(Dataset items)
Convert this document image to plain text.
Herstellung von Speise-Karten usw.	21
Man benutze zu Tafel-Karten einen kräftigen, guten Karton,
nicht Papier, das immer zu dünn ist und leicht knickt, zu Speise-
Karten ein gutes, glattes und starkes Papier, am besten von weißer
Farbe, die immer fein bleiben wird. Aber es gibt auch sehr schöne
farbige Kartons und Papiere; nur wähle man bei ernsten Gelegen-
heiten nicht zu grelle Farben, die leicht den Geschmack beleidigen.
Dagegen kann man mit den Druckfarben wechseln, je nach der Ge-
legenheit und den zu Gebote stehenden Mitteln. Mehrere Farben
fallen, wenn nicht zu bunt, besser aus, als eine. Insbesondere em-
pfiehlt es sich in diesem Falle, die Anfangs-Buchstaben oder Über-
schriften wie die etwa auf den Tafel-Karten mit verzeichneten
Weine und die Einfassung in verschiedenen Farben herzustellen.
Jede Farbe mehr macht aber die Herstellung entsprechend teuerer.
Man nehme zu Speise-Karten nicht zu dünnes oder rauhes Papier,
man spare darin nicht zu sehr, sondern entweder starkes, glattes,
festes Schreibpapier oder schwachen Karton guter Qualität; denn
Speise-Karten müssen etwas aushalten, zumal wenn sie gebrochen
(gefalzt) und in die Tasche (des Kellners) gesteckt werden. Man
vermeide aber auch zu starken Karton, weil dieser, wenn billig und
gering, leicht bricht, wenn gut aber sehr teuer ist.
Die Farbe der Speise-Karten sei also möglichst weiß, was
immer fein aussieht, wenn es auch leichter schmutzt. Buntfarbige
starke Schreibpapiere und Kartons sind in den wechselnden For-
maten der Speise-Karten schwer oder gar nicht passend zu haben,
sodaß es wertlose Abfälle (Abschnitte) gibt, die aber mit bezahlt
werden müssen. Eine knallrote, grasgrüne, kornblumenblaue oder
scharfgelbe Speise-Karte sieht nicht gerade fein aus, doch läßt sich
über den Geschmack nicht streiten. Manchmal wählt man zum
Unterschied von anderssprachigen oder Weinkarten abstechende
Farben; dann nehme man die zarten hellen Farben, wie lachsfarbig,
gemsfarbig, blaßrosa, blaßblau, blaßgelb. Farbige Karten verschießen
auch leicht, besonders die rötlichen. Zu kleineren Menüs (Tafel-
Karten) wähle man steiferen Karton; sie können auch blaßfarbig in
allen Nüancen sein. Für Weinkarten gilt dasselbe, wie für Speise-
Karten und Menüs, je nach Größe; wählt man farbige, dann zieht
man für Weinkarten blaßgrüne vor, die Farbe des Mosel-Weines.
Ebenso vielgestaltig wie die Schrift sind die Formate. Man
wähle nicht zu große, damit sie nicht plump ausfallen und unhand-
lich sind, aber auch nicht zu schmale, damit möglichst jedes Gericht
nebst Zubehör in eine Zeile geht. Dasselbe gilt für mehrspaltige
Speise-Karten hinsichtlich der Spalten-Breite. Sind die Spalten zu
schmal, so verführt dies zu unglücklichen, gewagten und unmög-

● **What is expected**
Every record above must be duplicated exactly.

● **Task result**
Convert this document image to plain text.
Herstellung von Speise-Karten usw.	21
Man benutze zu Tafel-Karten einen kräftigen, guten Karton,
nicht Papier, das immer zu dünn ist und leicht knickt, zu Speise-
Karten ein gutes, glattes und starkes Papier, am besten von weißer
Farbe, die immer fein bleiben wird. Aber es gibt auch sehr schöne
farbige Kartons und Papiere; nur wähle man bei ernsten Gelegen-
heiten nicht zu grelle Farben, die leicht den Geschmack beleidigen.
Dagegen kann man mit den Druckfarben wechseln, je nach der Ge-
legenheit und den zu Gebote stehenden Mitteln. Mehrere Farben
fallen, wenn nicht zu bunt, besser aus, als eine. Insbesondere em-
pfiehlt es sich in diesem Falle, die Anfangs-Buchstaben oder Über-
schriften wie die etwa auf den Tafel-Karten mit verzeichneten
Weine und die Einfassung in verschiedenen Farben herzustellen.
Jede Farbe mehr macht aber die Herstellung entsprechend teuerer.
Man nehme zu Speise-Karten nicht zu dünnes oder rauhes Papier,
man spare darin nicht zu sehr, sondern entweder starkes, glattes,
festes Schreibpapier oder schwachen Karton guter Qualität; denn
Speise-Karten müssen etwas aushalten, zumal wenn sie gebrochen
(gefalzt) und in die Tasche (des Kellners) gesteckt werden. Man
vermeide aber auch zu starken Karton, weil dieser, wenn billig und
gering, leicht bricht, wenn gut aber sehr teuer ist.
Die Farbe der Speise-Karten sei also möglichst weiß, was
immer fein aussieht, wenn es auch leichter schmutzt. Buntfarbige
starke Schreibpapiere und Kartons sind in den wechselnden For-
maten der Speise-Karten schwer oder gar nicht passend zu haben,
sodaß es wertlose Abfälle (Abschnitte) gibt, die aber mit bezahlt
werden müssen. Eine knallrote, grasgrüne, kornblumenblaue oder
scharfgelbe Speise-Karte sieht nicht gerade fein aus, doch läßt sich
über den Geschmack nicht streiten. Manchmal wählt man zum
Unterschied von anderssprachigen oder Weinkarten abstechende
Farben; dann nehme man die zarten hellen Farben, wie lachsfarbig,
gemsfarbig, blaßrosa, blaßblau, blaßgelb. Farbige Karten verschießen
auch leicht, besonders die rötlichen. Zu kleineren Menüs (Tafel-
Karten) wähle man steiferen Karton; sie können auch blaßfarbig in
allen Nüancen sein. Für Weinkarten gilt dasselbe, wie für Speise-
Karten und Menüs, je nach Größe; wählt man farbige, dann zieht
man für Weinkarten blaßgrüne vor, die Farbe des Mosel-Weines.
Ebenso vielgestaltig wie die Schrift sind die Formate. Man
wähle nicht zu große, damit sie nicht plump ausfallen und unhand-
lich sind, aber auch nicht zu schmale, damit möglichst jedes Gericht
nebst Zubehör in eine Zeile geht. Dasselbe gilt für mehrspaltige
Speise-Karten hinsichtlich der Spalten-Breite. Sind die Spalten zu
schmal, so verführt dies zu unglücklichen, gewagten und unmög-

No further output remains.